>> BEGIN ENTRIES SHOWN

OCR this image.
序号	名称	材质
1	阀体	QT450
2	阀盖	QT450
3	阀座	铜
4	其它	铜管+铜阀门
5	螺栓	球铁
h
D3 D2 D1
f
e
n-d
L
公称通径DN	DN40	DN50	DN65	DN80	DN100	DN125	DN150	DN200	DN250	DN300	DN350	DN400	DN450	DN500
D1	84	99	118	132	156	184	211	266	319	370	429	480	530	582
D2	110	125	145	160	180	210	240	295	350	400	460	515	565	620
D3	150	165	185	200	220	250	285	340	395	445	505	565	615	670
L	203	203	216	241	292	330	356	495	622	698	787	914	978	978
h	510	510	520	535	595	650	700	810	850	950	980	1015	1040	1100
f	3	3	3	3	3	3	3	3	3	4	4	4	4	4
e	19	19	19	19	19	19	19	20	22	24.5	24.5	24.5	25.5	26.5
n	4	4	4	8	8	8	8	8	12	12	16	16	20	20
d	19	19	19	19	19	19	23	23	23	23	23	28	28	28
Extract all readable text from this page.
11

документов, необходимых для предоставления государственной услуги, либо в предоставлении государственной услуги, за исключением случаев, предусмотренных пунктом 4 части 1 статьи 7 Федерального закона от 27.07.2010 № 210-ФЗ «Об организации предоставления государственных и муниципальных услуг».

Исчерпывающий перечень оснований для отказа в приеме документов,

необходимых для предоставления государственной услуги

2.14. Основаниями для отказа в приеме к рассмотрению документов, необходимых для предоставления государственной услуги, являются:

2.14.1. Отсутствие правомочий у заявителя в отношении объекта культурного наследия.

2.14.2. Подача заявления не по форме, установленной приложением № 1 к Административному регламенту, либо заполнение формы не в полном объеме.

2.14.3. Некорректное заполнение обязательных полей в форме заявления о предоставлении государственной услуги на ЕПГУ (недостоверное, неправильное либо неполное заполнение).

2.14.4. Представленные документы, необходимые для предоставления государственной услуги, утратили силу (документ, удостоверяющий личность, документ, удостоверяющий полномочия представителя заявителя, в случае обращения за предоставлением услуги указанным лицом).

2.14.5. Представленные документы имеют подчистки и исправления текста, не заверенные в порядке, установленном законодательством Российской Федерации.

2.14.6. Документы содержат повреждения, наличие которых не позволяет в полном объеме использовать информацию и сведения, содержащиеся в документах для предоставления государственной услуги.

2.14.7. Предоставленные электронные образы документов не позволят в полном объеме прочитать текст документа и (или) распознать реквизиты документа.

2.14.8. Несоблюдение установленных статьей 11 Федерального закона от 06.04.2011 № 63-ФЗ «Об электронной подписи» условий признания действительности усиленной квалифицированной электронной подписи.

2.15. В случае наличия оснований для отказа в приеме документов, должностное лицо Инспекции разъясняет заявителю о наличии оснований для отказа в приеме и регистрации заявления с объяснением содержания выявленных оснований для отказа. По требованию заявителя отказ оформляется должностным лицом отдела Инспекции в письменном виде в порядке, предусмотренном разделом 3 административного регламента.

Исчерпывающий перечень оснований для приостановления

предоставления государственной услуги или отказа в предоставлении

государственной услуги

>> END ENTRIES SHOWN

**REQUIREMENT**
From the records above, pull out each line that has "перечень".

**ANSWER FOR THE TASK**
Исчерпывающий перечень оснований для отказа в приеме документов,
Исчерпывающий перечень оснований для приостановления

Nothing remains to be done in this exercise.